-- Start EXTRACTED DATA --

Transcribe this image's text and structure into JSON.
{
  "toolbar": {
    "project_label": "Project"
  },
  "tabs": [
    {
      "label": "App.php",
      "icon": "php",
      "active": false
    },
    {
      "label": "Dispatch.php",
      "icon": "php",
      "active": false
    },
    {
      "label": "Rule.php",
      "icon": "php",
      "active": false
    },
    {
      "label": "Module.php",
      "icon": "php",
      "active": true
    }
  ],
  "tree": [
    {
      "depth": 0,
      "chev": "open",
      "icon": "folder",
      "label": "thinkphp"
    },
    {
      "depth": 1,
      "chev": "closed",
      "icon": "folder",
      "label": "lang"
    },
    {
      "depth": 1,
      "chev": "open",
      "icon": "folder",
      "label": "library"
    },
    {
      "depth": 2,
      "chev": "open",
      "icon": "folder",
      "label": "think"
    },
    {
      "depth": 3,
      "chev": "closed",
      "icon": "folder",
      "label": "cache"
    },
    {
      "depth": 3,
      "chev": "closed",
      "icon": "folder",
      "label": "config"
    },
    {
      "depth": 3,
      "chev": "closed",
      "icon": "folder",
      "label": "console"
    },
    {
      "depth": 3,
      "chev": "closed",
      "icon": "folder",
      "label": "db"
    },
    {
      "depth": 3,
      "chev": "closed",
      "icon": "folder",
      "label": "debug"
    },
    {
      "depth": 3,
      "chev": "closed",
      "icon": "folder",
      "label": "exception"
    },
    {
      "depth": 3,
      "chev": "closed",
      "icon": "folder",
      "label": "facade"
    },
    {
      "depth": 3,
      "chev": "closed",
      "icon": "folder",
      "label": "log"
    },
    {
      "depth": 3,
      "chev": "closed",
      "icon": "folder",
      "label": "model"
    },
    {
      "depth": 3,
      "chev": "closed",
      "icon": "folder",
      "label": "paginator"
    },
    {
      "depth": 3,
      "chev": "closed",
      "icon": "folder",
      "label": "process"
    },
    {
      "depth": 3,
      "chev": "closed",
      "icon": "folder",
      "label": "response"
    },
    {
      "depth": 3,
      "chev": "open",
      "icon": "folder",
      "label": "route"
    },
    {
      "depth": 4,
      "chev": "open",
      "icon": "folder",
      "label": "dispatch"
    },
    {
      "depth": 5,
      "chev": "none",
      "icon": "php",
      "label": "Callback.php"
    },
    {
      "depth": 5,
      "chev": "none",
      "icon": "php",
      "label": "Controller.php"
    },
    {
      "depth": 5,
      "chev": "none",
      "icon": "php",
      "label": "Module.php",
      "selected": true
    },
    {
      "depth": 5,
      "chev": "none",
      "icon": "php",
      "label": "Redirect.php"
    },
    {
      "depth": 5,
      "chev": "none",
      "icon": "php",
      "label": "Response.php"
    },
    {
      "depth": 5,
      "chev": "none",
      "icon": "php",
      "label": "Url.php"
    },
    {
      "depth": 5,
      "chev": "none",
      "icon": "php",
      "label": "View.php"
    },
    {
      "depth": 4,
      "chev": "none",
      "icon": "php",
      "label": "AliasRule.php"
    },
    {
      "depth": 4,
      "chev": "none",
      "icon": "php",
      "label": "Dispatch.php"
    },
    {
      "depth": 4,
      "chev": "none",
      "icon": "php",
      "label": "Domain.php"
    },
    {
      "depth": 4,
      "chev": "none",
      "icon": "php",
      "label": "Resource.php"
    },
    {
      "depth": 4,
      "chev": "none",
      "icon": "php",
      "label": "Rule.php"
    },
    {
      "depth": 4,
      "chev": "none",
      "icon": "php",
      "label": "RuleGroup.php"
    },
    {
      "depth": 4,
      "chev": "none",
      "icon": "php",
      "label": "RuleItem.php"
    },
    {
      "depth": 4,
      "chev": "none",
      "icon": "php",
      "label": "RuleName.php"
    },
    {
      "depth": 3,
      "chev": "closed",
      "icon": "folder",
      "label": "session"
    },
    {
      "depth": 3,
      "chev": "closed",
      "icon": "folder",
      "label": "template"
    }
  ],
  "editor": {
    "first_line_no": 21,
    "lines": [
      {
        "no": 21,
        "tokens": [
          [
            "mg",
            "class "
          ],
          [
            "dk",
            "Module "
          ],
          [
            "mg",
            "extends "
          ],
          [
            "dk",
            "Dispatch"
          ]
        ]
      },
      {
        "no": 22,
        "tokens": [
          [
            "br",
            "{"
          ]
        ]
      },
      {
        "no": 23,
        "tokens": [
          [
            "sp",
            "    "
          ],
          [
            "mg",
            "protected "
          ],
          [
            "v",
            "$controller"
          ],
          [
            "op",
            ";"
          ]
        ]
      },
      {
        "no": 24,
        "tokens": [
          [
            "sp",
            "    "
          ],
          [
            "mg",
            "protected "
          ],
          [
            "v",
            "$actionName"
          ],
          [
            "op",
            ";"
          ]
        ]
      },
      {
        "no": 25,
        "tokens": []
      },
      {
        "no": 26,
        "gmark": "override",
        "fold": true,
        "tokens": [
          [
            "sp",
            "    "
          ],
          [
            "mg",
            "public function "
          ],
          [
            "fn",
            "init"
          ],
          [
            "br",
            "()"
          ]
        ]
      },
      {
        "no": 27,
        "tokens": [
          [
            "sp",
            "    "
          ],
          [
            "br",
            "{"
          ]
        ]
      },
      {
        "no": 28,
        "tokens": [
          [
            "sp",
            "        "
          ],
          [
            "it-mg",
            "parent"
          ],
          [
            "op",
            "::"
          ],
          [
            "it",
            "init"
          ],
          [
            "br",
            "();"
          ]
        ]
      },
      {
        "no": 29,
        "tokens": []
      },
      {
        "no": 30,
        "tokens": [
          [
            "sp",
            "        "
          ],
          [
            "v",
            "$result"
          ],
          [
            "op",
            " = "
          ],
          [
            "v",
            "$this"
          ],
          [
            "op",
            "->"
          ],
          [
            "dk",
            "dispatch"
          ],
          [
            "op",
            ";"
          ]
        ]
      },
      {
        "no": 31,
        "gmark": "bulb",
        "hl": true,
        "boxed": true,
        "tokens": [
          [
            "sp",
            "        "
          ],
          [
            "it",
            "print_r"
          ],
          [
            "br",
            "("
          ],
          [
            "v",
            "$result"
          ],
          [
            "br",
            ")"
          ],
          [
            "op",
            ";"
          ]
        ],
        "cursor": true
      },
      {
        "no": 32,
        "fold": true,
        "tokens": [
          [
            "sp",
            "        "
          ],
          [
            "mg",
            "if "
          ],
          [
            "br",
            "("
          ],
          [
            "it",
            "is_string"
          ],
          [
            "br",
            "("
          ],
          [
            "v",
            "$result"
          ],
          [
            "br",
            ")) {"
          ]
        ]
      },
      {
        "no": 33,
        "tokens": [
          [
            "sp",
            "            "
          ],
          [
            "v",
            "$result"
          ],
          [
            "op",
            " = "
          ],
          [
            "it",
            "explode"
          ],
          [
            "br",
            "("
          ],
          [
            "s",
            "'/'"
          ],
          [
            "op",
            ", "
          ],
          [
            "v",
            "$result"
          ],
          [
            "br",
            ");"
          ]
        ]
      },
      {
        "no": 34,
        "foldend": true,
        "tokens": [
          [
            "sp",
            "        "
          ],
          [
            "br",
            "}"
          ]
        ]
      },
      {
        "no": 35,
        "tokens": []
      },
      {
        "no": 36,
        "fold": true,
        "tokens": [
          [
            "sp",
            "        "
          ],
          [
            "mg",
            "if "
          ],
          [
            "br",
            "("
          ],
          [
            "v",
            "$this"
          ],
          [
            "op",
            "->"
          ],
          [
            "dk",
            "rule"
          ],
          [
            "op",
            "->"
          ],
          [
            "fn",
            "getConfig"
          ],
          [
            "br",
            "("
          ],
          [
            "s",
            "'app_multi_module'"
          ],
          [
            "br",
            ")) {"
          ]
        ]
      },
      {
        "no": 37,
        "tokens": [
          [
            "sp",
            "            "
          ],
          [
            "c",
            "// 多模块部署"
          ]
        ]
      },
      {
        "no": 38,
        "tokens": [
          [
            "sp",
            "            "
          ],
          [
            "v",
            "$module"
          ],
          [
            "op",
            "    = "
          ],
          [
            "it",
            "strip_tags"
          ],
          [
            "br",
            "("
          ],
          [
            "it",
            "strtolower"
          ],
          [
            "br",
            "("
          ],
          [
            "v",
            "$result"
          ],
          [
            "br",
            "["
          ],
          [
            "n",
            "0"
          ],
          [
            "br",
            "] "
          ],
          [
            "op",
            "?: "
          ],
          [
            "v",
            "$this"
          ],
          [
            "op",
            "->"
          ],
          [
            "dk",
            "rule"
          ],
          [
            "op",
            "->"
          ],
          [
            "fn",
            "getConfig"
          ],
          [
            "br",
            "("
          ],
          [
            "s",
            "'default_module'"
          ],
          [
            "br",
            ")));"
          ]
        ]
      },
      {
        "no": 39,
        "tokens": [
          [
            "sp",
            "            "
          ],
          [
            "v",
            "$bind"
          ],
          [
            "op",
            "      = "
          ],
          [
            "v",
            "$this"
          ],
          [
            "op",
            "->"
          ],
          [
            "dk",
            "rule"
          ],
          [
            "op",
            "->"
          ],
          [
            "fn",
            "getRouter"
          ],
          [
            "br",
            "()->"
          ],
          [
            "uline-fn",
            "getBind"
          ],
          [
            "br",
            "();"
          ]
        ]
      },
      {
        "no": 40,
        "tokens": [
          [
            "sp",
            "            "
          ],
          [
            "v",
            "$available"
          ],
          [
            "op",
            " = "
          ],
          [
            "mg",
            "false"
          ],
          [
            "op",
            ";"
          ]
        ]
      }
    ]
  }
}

-- End EXTRACTED DATA --

GIVEN PROBLEM: Find each line that has the word "true", then copy it out.

RESULT OF THIS TASK:
      "active": true
      "selected": true
        "fold": true,
        "hl": true,
        "boxed": true,
        "cursor": true
        "fold": true,
        "foldend": true,
        "fold": true,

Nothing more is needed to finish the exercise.